■ AIM OF THE TASK:
Restate the entire listing word for word.

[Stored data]
## BEGIN

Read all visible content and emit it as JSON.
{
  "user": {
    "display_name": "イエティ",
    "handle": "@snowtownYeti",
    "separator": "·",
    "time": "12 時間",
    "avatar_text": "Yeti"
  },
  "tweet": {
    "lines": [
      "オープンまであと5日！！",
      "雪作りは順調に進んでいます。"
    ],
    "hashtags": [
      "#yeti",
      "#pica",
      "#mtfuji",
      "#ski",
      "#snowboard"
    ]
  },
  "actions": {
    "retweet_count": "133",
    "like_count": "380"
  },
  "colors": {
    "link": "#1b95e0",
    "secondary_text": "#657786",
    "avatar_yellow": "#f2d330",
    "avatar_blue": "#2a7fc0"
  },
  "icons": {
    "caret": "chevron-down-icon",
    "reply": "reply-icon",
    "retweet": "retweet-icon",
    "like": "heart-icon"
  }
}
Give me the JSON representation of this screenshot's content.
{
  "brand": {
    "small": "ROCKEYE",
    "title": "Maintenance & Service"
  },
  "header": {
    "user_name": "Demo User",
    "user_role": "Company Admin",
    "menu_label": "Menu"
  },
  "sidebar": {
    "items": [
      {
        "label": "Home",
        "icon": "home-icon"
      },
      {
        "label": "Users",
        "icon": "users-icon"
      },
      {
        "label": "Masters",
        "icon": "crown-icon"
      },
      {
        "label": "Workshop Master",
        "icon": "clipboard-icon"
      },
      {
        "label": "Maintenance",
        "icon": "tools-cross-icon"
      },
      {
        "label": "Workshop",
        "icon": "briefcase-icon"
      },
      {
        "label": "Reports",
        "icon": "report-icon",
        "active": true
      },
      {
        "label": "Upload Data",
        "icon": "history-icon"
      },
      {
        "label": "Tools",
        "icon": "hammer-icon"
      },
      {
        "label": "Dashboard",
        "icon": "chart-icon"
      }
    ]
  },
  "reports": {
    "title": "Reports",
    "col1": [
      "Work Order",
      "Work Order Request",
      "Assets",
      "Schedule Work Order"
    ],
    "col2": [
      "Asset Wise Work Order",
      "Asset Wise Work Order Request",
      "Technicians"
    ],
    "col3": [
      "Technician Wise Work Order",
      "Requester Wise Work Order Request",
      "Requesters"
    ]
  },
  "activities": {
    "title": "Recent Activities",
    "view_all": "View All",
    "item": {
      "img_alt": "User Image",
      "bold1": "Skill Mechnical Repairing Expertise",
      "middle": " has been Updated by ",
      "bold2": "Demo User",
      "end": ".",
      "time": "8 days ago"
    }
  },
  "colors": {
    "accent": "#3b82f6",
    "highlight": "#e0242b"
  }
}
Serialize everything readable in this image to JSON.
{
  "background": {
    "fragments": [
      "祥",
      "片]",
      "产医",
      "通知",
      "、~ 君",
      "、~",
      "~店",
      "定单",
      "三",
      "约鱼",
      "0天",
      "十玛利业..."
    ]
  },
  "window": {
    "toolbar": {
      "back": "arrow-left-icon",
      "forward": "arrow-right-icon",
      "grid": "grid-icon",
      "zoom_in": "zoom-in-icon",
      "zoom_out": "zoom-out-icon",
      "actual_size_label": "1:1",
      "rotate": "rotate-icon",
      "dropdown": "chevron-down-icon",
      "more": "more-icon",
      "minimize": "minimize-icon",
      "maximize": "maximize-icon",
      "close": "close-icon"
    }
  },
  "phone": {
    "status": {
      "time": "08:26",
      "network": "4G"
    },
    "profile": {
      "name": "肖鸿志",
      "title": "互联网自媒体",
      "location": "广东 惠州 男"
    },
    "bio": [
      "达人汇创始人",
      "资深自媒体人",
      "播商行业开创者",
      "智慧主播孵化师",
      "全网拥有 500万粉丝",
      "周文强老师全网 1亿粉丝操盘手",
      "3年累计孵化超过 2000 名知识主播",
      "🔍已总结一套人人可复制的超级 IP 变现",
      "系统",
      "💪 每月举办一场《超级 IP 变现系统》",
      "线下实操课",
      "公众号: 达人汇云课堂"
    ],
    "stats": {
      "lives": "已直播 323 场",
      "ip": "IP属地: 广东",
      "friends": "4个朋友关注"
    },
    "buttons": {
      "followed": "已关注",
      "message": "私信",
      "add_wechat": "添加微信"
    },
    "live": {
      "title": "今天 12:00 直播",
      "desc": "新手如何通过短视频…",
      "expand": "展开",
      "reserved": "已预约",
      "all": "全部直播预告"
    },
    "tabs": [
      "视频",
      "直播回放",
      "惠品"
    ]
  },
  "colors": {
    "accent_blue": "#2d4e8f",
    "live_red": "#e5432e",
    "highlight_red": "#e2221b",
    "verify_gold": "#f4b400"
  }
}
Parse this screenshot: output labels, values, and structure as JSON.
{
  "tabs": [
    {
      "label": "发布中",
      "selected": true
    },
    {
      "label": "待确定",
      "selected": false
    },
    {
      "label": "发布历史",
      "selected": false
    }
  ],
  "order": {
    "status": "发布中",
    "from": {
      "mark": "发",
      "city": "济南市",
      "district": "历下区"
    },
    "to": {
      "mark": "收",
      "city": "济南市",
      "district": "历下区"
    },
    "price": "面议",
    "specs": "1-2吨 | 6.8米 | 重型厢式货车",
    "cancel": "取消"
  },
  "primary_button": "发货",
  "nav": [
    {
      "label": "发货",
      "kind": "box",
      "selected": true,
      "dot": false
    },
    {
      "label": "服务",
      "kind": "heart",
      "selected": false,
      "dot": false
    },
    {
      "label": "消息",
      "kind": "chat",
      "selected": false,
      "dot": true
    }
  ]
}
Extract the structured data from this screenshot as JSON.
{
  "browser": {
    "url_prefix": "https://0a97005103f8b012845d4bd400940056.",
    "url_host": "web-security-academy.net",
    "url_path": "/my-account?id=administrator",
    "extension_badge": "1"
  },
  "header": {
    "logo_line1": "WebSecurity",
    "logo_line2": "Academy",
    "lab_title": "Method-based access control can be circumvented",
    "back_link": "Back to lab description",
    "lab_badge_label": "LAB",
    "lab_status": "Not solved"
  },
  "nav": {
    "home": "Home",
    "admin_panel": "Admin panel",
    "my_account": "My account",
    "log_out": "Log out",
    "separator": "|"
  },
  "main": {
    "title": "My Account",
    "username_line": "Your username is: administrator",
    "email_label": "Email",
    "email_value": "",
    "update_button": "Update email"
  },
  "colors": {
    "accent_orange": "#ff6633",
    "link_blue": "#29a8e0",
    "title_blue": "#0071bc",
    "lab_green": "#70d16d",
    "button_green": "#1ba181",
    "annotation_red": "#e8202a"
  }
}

## END

■ CORRECT RESULT:
Read all visible content and emit it as JSON.
{
  "user": {
    "display_name": "イエティ",
    "handle": "@snowtownYeti",
    "separator": "·",
    "time": "12 時間",
    "avatar_text": "Yeti"
  },
  "tweet": {
    "lines": [
      "オープンまであと5日！！",
      "雪作りは順調に進んでいます。"
    ],
    "hashtags": [
      "#yeti",
      "#pica",
      "#mtfuji",
      "#ski",
      "#snowboard"
    ]
  },
  "actions": {
    "retweet_count": "133",
    "like_count": "380"
  },
  "colors": {
    "link": "#1b95e0",
    "secondary_text": "#657786",
    "avatar_yellow": "#f2d330",
    "avatar_blue": "#2a7fc0"
  },
  "icons": {
    "caret": "chevron-down-icon",
    "reply": "reply-icon",
    "retweet": "retweet-icon",
    "like": "heart-icon"
  }
}
Give me the JSON representation of this screenshot's content.
{
  "brand": {
    "small": "ROCKEYE",
    "title": "Maintenance & Service"
  },
  "header": {
    "user_name": "Demo User",
    "user_role": "Company Admin",
    "menu_label": "Menu"
  },
  "sidebar": {
    "items": [
      {
        "label": "Home",
        "icon": "home-icon"
      },
      {
        "label": "Users",
        "icon": "users-icon"
      },
      {
        "label": "Masters",
        "icon": "crown-icon"
      },
      {
        "label": "Workshop Master",
        "icon": "clipboard-icon"
      },
      {
        "label": "Maintenance",
        "icon": "tools-cross-icon"
      },
      {
        "label": "Workshop",
        "icon": "briefcase-icon"
      },
      {
        "label": "Reports",
        "icon": "report-icon",
        "active": true
      },
      {
        "label": "Upload Data",
        "icon": "history-icon"
      },
      {
        "label": "Tools",
        "icon": "hammer-icon"
      },
      {
        "label": "Dashboard",
        "icon": "chart-icon"
      }
    ]
  },
  "reports": {
    "title": "Reports",
    "col1": [
      "Work Order",
      "Work Order Request",
      "Assets",
      "Schedule Work Order"
    ],
    "col2": [
      "Asset Wise Work Order",
      "Asset Wise Work Order Request",
      "Technicians"
    ],
    "col3": [
      "Technician Wise Work Order",
      "Requester Wise Work Order Request",
      "Requesters"
    ]
  },
  "activities": {
    "title": "Recent Activities",
    "view_all": "View All",
    "item": {
      "img_alt": "User Image",
      "bold1": "Skill Mechnical Repairing Expertise",
      "middle": " has been Updated by ",
      "bold2": "Demo User",
      "end": ".",
      "time": "8 days ago"
    }
  },
  "colors": {
    "accent": "#3b82f6",
    "highlight": "#e0242b"
  }
}
Serialize everything readable in this image to JSON.
{
  "background": {
    "fragments": [
      "祥",
      "片]",
      "产医",
      "通知",
      "、~ 君",
      "、~",
      "~店",
      "定单",
      "三",
      "约鱼",
      "0天",
      "十玛利业..."
    ]
  },
  "window": {
    "toolbar": {
      "back": "arrow-left-icon",
      "forward": "arrow-right-icon",
      "grid": "grid-icon",
      "zoom_in": "zoom-in-icon",
      "zoom_out": "zoom-out-icon",
      "actual_size_label": "1:1",
      "rotate": "rotate-icon",
      "dropdown": "chevron-down-icon",
      "more": "more-icon",
      "minimize": "minimize-icon",
      "maximize": "maximize-icon",
      "close": "close-icon"
    }
  },
  "phone": {
    "status": {
      "time": "08:26",
      "network": "4G"
    },
    "profile": {
      "name": "肖鸿志",
      "title": "互联网自媒体",
      "location": "广东 惠州 男"
    },
    "bio": [
      "达人汇创始人",
      "资深自媒体人",
      "播商行业开创者",
      "智慧主播孵化师",
      "全网拥有 500万粉丝",
      "周文强老师全网 1亿粉丝操盘手",
      "3年累计孵化超过 2000 名知识主播",
      "🔍已总结一套人人可复制的超级 IP 变现",
      "系统",
      "💪 每月举办一场《超级 IP 变现系统》",
      "线下实操课",
      "公众号: 达人汇云课堂"
    ],
    "stats": {
      "lives": "已直播 323 场",
      "ip": "IP属地: 广东",
      "friends": "4个朋友关注"
    },
    "buttons": {
      "followed": "已关注",
      "message": "私信",
      "add_wechat": "添加微信"
    },
    "live": {
      "title": "今天 12:00 直播",
      "desc": "新手如何通过短视频…",
      "expand": "展开",
      "reserved": "已预约",
      "all": "全部直播预告"
    },
    "tabs": [
      "视频",
      "直播回放",
      "惠品"
    ]
  },
  "colors": {
    "accent_blue": "#2d4e8f",
    "live_red": "#e5432e",
    "highlight_red": "#e2221b",
    "verify_gold": "#f4b400"
  }
}
Parse this screenshot: output labels, values, and structure as JSON.
{
  "tabs": [
    {
      "label": "发布中",
      "selected": true
    },
    {
      "label": "待确定",
      "selected": false
    },
    {
      "label": "发布历史",
      "selected": false
    }
  ],
  "order": {
    "status": "发布中",
    "from": {
      "mark": "发",
      "city": "济南市",
      "district": "历下区"
    },
    "to": {
      "mark": "收",
      "city": "济南市",
      "district": "历下区"
    },
    "price": "面议",
    "specs": "1-2吨 | 6.8米 | 重型厢式货车",
    "cancel": "取消"
  },
  "primary_button": "发货",
  "nav": [
    {
      "label": "发货",
      "kind": "box",
      "selected": true,
      "dot": false
    },
    {
      "label": "服务",
      "kind": "heart",
      "selected": false,
      "dot": false
    },
    {
      "label": "消息",
      "kind": "chat",
      "selected": false,
      "dot": true
    }
  ]
}
Extract the structured data from this screenshot as JSON.
{
  "browser": {
    "url_prefix": "https://0a97005103f8b012845d4bd400940056.",
    "url_host": "web-security-academy.net",
    "url_path": "/my-account?id=administrator",
    "extension_badge": "1"
  },
  "header": {
    "logo_line1": "WebSecurity",
    "logo_line2": "Academy",
    "lab_title": "Method-based access control can be circumvented",
    "back_link": "Back to lab description",
    "lab_badge_label": "LAB",
    "lab_status": "Not solved"
  },
  "nav": {
    "home": "Home",
    "admin_panel": "Admin panel",
    "my_account": "My account",
    "log_out": "Log out",
    "separator": "|"
  },
  "main": {
    "title": "My Account",
    "username_line": "Your username is: administrator",
    "email_label": "Email",
    "email_value": "",
    "update_button": "Update email"
  },
  "colors": {
    "accent_orange": "#ff6633",
    "link_blue": "#29a8e0",
    "title_blue": "#0071bc",
    "lab_green": "#70d16d",
    "button_green": "#1ba181",
    "annotation_red": "#e8202a"
  }
}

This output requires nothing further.